Records about charts and figures:

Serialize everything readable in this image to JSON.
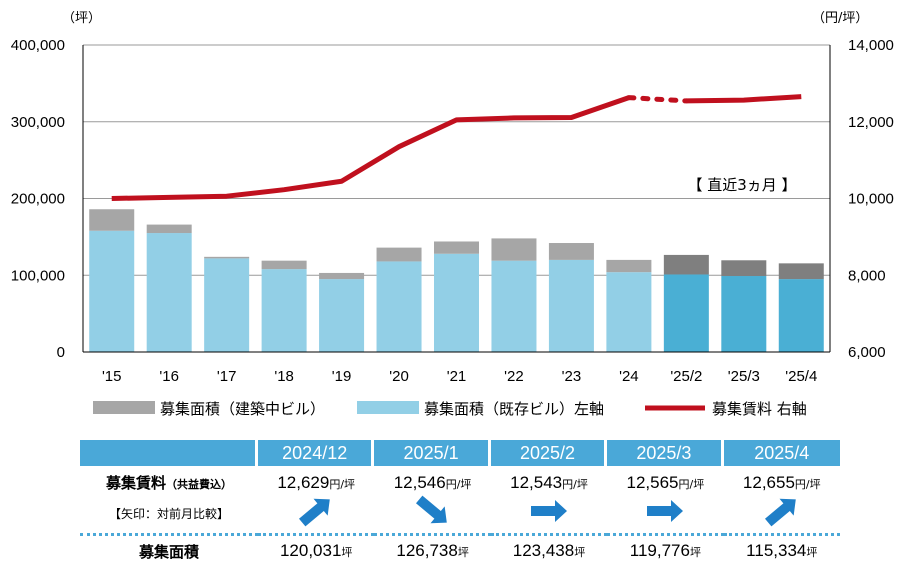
{
  "chart_data": {
    "type": "bar+line",
    "categories": [
      "'15",
      "'16",
      "'17",
      "'18",
      "'19",
      "'20",
      "'21",
      "'22",
      "'23",
      "'24",
      "'25/2",
      "'25/3",
      "'25/4"
    ],
    "series": [
      {
        "name": "募集面積（既存ビル）左軸",
        "type": "bar",
        "axis": "left",
        "color": "#92cfe6",
        "recent_color": "#4aafd4",
        "values": [
          158000,
          155000,
          122000,
          108000,
          95000,
          118000,
          128000,
          119000,
          120000,
          104000,
          101000,
          99000,
          95000
        ]
      },
      {
        "name": "募集面積（建築中ビル）",
        "type": "bar",
        "axis": "left",
        "color": "#a6a6a6",
        "recent_color": "#7f7f7f",
        "values": [
          28000,
          11000,
          2000,
          11000,
          8000,
          18000,
          16000,
          29000,
          22000,
          16000,
          25500,
          20500,
          20500
        ]
      },
      {
        "name": "募集賃料 右軸",
        "type": "line",
        "axis": "right",
        "color": "#c0101e",
        "values": [
          10000,
          10030,
          10060,
          10230,
          10450,
          11350,
          12050,
          12100,
          12110,
          12629,
          12543,
          12565,
          12655
        ]
      }
    ],
    "left_axis": {
      "unit": "（坪）",
      "min": 0,
      "max": 400000,
      "ticks": [
        "0",
        "100,000",
        "200,000",
        "300,000",
        "400,000"
      ]
    },
    "right_axis": {
      "unit": "（円/坪）",
      "min": 6000,
      "max": 14000,
      "ticks": [
        "6,000",
        "8,000",
        "10,000",
        "12,000",
        "14,000"
      ]
    },
    "recent_note": "【 直近3ヵ月 】",
    "recent_start_index": 10,
    "grid": true,
    "legend_position": "bottom"
  },
  "legend": {
    "construction": "募集面積（建築中ビル）",
    "existing": "募集面積（既存ビル）左軸",
    "rent": "募集賃料 右軸"
  },
  "table": {
    "rent_label": "募集賃料",
    "rent_sub": "（共益費込）",
    "arrow_label": "【矢印：対前月比較】",
    "area_label": "募集面積",
    "rent_unit": "円/坪",
    "area_unit": "坪",
    "columns": [
      {
        "month": "2024/12",
        "rent": "12,629",
        "area": "120,031",
        "arrow": "up"
      },
      {
        "month": "2025/1",
        "rent": "12,546",
        "area": "126,738",
        "arrow": "down"
      },
      {
        "month": "2025/2",
        "rent": "12,543",
        "area": "123,438",
        "arrow": "flat"
      },
      {
        "month": "2025/3",
        "rent": "12,565",
        "area": "119,776",
        "arrow": "flat"
      },
      {
        "month": "2025/4",
        "rent": "12,655",
        "area": "115,334",
        "arrow": "up"
      }
    ],
    "arrow_color": "#1f7fc8"
  }
}
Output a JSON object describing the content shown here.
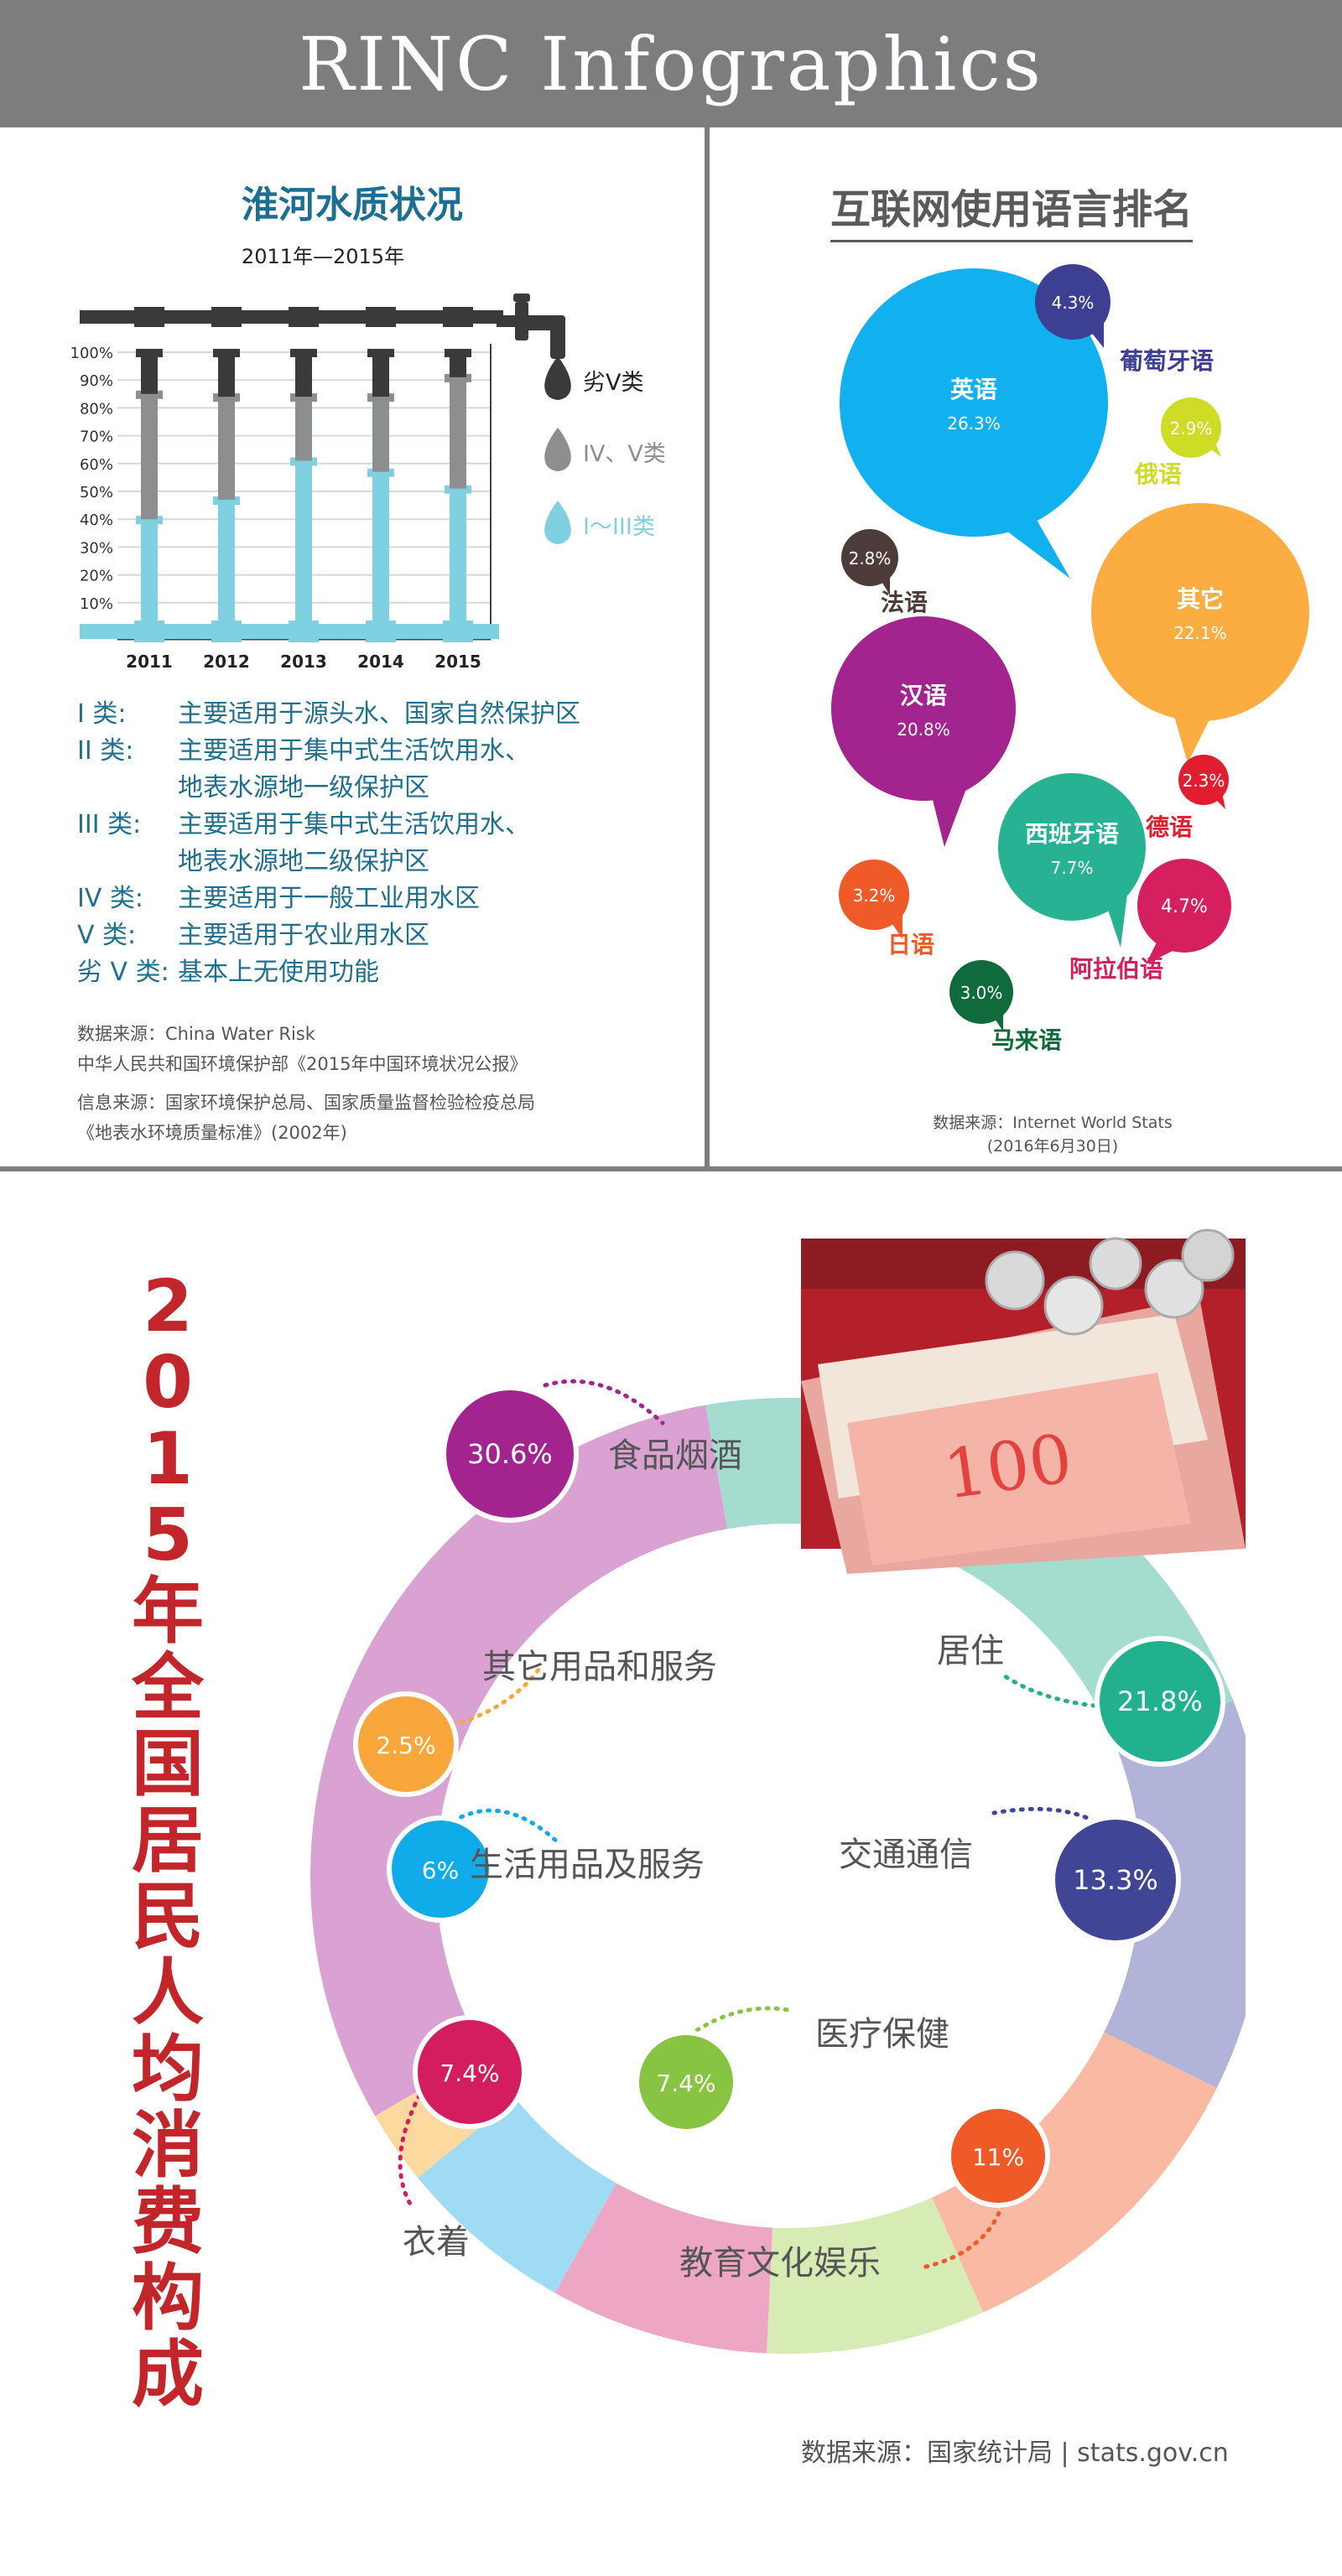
{
  "header": {
    "title": "RINC Infographics"
  },
  "water": {
    "title": "淮河水质状况",
    "subtitle": "2011年—2015年",
    "y_ticks": [
      "100%",
      "90%",
      "80%",
      "70%",
      "60%",
      "50%",
      "40%",
      "30%",
      "20%",
      "10%"
    ],
    "legend": [
      {
        "label": "劣V类",
        "color": "#3a3a3c"
      },
      {
        "label": "IV、V类",
        "color": "#8d8e90"
      },
      {
        "label": "I～III类",
        "color": "#7fd0e0"
      }
    ],
    "definitions": [
      {
        "cls": "I 类:",
        "text": [
          "主要适用于源头水、国家自然保护区"
        ]
      },
      {
        "cls": "II 类:",
        "text": [
          "主要适用于集中式生活饮用水、",
          "地表水源地一级保护区"
        ]
      },
      {
        "cls": "III 类:",
        "text": [
          "主要适用于集中式生活饮用水、",
          "地表水源地二级保护区"
        ]
      },
      {
        "cls": "IV 类:",
        "text": [
          "主要适用于一般工业用水区"
        ]
      },
      {
        "cls": "V 类:",
        "text": [
          "主要适用于农业用水区"
        ]
      },
      {
        "cls": "劣 V 类:",
        "text": [
          "基本上无使用功能"
        ]
      }
    ],
    "sources": {
      "line1": "数据来源：China Water Risk",
      "line2": "中华人民共和国环境保护部《2015年中国环境状况公报》",
      "line3": "信息来源：国家环境保护总局、国家质量监督检验检疫总局",
      "line4": "《地表水环境质量标准》(2002年)"
    }
  },
  "lang": {
    "title": "互联网使用语言排名",
    "source_line1": "数据来源：Internet World Stats",
    "source_line2": "(2016年6月30日)"
  },
  "spend": {
    "title_chars": [
      "2",
      "0",
      "1",
      "5",
      "年",
      "全",
      "国",
      "居",
      "民",
      "人",
      "均",
      "消",
      "费",
      "构",
      "成"
    ],
    "source": "数据来源：国家统计局   |   stats.gov.cn"
  },
  "chart_data": [
    {
      "type": "bar",
      "title": "淮河水质状况",
      "subtitle": "2011年—2015年",
      "categories": [
        "2011",
        "2012",
        "2013",
        "2014",
        "2015"
      ],
      "ylim": [
        0,
        100
      ],
      "series": [
        {
          "name": "I～III类",
          "values": [
            40,
            47,
            61,
            57,
            51
          ]
        },
        {
          "name": "IV、V类",
          "values": [
            45,
            37,
            23,
            27,
            40
          ]
        },
        {
          "name": "劣V类",
          "values": [
            15,
            16,
            16,
            16,
            9
          ]
        }
      ]
    },
    {
      "type": "bubble",
      "title": "互联网使用语言排名",
      "items": [
        {
          "name": "英语",
          "value": "26.3%",
          "color": "#11b0ee"
        },
        {
          "name": "其它",
          "value": "22.1%",
          "color": "#fbad41"
        },
        {
          "name": "汉语",
          "value": "20.8%",
          "color": "#a3248f"
        },
        {
          "name": "西班牙语",
          "value": "7.7%",
          "color": "#27b393"
        },
        {
          "name": "阿拉伯语",
          "value": "4.7%",
          "color": "#d51f5f"
        },
        {
          "name": "葡萄牙语",
          "value": "4.3%",
          "color": "#3c3f92"
        },
        {
          "name": "日语",
          "value": "3.2%",
          "color": "#ef5a29"
        },
        {
          "name": "马来语",
          "value": "3.0%",
          "color": "#0f6b3c"
        },
        {
          "name": "俄语",
          "value": "2.9%",
          "color": "#cfdc25"
        },
        {
          "name": "法语",
          "value": "2.8%",
          "color": "#4e3c3a"
        },
        {
          "name": "德语",
          "value": "2.3%",
          "color": "#e01e2f"
        }
      ]
    },
    {
      "type": "pie",
      "title": "2015年全国居民人均消费构成",
      "slices": [
        {
          "label": "食品烟酒",
          "value": 30.6,
          "text": "30.6%",
          "ring": "#d9a2d2",
          "color": "#a3248f"
        },
        {
          "label": "居住",
          "value": 21.8,
          "text": "21.8%",
          "ring": "#a4ddd0",
          "color": "#22b18f"
        },
        {
          "label": "交通通信",
          "value": 13.3,
          "text": "13.3%",
          "ring": "#b1b3d8",
          "color": "#404596"
        },
        {
          "label": "教育文化娱乐",
          "value": 11,
          "text": "11%",
          "ring": "#f9b9a2",
          "color": "#ef5a27"
        },
        {
          "label": "医疗保健",
          "value": 7.4,
          "text": "7.4%",
          "ring": "#d6ecb4",
          "color": "#86c441"
        },
        {
          "label": "衣着",
          "value": 7.4,
          "text": "7.4%",
          "ring": "#eda6c3",
          "color": "#d41d5f"
        },
        {
          "label": "生活用品及服务",
          "value": 6,
          "text": "6%",
          "ring": "#9fdbf3",
          "color": "#10abe9"
        },
        {
          "label": "其它用品和服务",
          "value": 2.5,
          "text": "2.5%",
          "ring": "#fdd9a0",
          "color": "#f9a73a"
        }
      ]
    }
  ]
}
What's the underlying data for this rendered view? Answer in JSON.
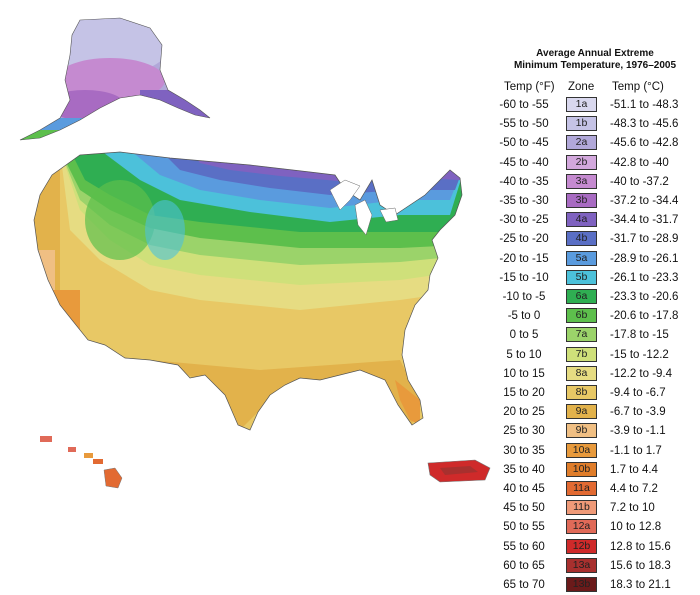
{
  "legend": {
    "title_line1": "Average Annual Extreme",
    "title_line2": "Minimum Temperature, 1976–2005",
    "header_f": "Temp (°F)",
    "header_zone": "Zone",
    "header_c": "Temp (°C)",
    "rows": [
      {
        "f": "-60 to -55",
        "zone": "1a",
        "c": "-51.1 to -48.3",
        "color": "#d9d8ee"
      },
      {
        "f": "-55 to -50",
        "zone": "1b",
        "c": "-48.3 to -45.6",
        "color": "#c5c3e6"
      },
      {
        "f": "-50 to -45",
        "zone": "2a",
        "c": "-45.6 to -42.8",
        "color": "#b1a8d9"
      },
      {
        "f": "-45 to -40",
        "zone": "2b",
        "c": "-42.8 to -40",
        "color": "#d3a8dd"
      },
      {
        "f": "-40 to -35",
        "zone": "3a",
        "c": "-40 to -37.2",
        "color": "#c58ad0"
      },
      {
        "f": "-35 to -30",
        "zone": "3b",
        "c": "-37.2 to -34.4",
        "color": "#a86bc2"
      },
      {
        "f": "-30 to -25",
        "zone": "4a",
        "c": "-34.4 to -31.7",
        "color": "#7f62c0"
      },
      {
        "f": "-25 to -20",
        "zone": "4b",
        "c": "-31.7 to -28.9",
        "color": "#5a6fc5"
      },
      {
        "f": "-20 to -15",
        "zone": "5a",
        "c": "-28.9 to -26.1",
        "color": "#5a9bde"
      },
      {
        "f": "-15 to -10",
        "zone": "5b",
        "c": "-26.1 to -23.3",
        "color": "#4cc1da"
      },
      {
        "f": "-10 to -5",
        "zone": "6a",
        "c": "-23.3 to -20.6",
        "color": "#2fae52"
      },
      {
        "f": "-5 to 0",
        "zone": "6b",
        "c": "-20.6 to -17.8",
        "color": "#5dbf4c"
      },
      {
        "f": "0 to 5",
        "zone": "7a",
        "c": "-17.8 to -15",
        "color": "#9bd36a"
      },
      {
        "f": "5 to 10",
        "zone": "7b",
        "c": "-15 to -12.2",
        "color": "#cfe07a"
      },
      {
        "f": "10 to 15",
        "zone": "8a",
        "c": "-12.2 to -9.4",
        "color": "#e6dc82"
      },
      {
        "f": "15 to 20",
        "zone": "8b",
        "c": "-9.4 to -6.7",
        "color": "#e8c865"
      },
      {
        "f": "20 to 25",
        "zone": "9a",
        "c": "-6.7 to -3.9",
        "color": "#e2b24b"
      },
      {
        "f": "25 to 30",
        "zone": "9b",
        "c": "-3.9 to -1.1",
        "color": "#f0bf83"
      },
      {
        "f": "30 to 35",
        "zone": "10a",
        "c": "-1.1 to 1.7",
        "color": "#e89a3c"
      },
      {
        "f": "35 to 40",
        "zone": "10b",
        "c": "1.7 to 4.4",
        "color": "#e07d2a"
      },
      {
        "f": "40 to 45",
        "zone": "11a",
        "c": "4.4 to 7.2",
        "color": "#e26a32"
      },
      {
        "f": "45 to 50",
        "zone": "11b",
        "c": "7.2 to 10",
        "color": "#ef9a78"
      },
      {
        "f": "50 to 55",
        "zone": "12a",
        "c": "10 to 12.8",
        "color": "#e06a58"
      },
      {
        "f": "55 to 60",
        "zone": "12b",
        "c": "12.8 to 15.6",
        "color": "#cf2a2a"
      },
      {
        "f": "60 to 65",
        "zone": "13a",
        "c": "15.6 to 18.3",
        "color": "#a8302e"
      },
      {
        "f": "65 to 70",
        "zone": "13b",
        "c": "18.3 to 21.1",
        "color": "#6b1a1a"
      }
    ]
  }
}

:: WHAT YOU SHOULD DO ::
Look through the records and gather every line containing "数据来源".

:: TASK RESULT ::
      "line1": "数据来源：China Water Risk",
    "source_line1": "数据来源：Internet World Stats",
    "source": "数据来源：国家统计局   |   stats.gov.cn"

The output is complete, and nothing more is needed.